***** RECORDS SHOWN

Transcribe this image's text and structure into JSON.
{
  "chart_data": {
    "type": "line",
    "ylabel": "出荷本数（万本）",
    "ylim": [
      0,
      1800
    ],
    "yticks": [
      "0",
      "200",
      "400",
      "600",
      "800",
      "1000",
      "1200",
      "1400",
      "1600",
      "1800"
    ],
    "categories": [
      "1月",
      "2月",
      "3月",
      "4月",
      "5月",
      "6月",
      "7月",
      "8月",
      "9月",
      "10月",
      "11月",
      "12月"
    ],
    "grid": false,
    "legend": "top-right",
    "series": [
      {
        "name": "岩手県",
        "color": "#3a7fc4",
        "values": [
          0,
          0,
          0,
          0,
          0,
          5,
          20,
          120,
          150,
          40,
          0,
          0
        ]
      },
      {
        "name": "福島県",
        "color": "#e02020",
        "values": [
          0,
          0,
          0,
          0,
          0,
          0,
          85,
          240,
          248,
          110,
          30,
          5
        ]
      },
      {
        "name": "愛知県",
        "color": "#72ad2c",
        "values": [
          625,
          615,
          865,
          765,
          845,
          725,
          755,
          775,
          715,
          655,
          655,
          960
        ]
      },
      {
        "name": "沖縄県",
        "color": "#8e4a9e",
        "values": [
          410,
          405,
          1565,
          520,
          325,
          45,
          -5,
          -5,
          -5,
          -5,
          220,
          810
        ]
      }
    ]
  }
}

**********

How many of these lines contain "color"? Write only the number.

4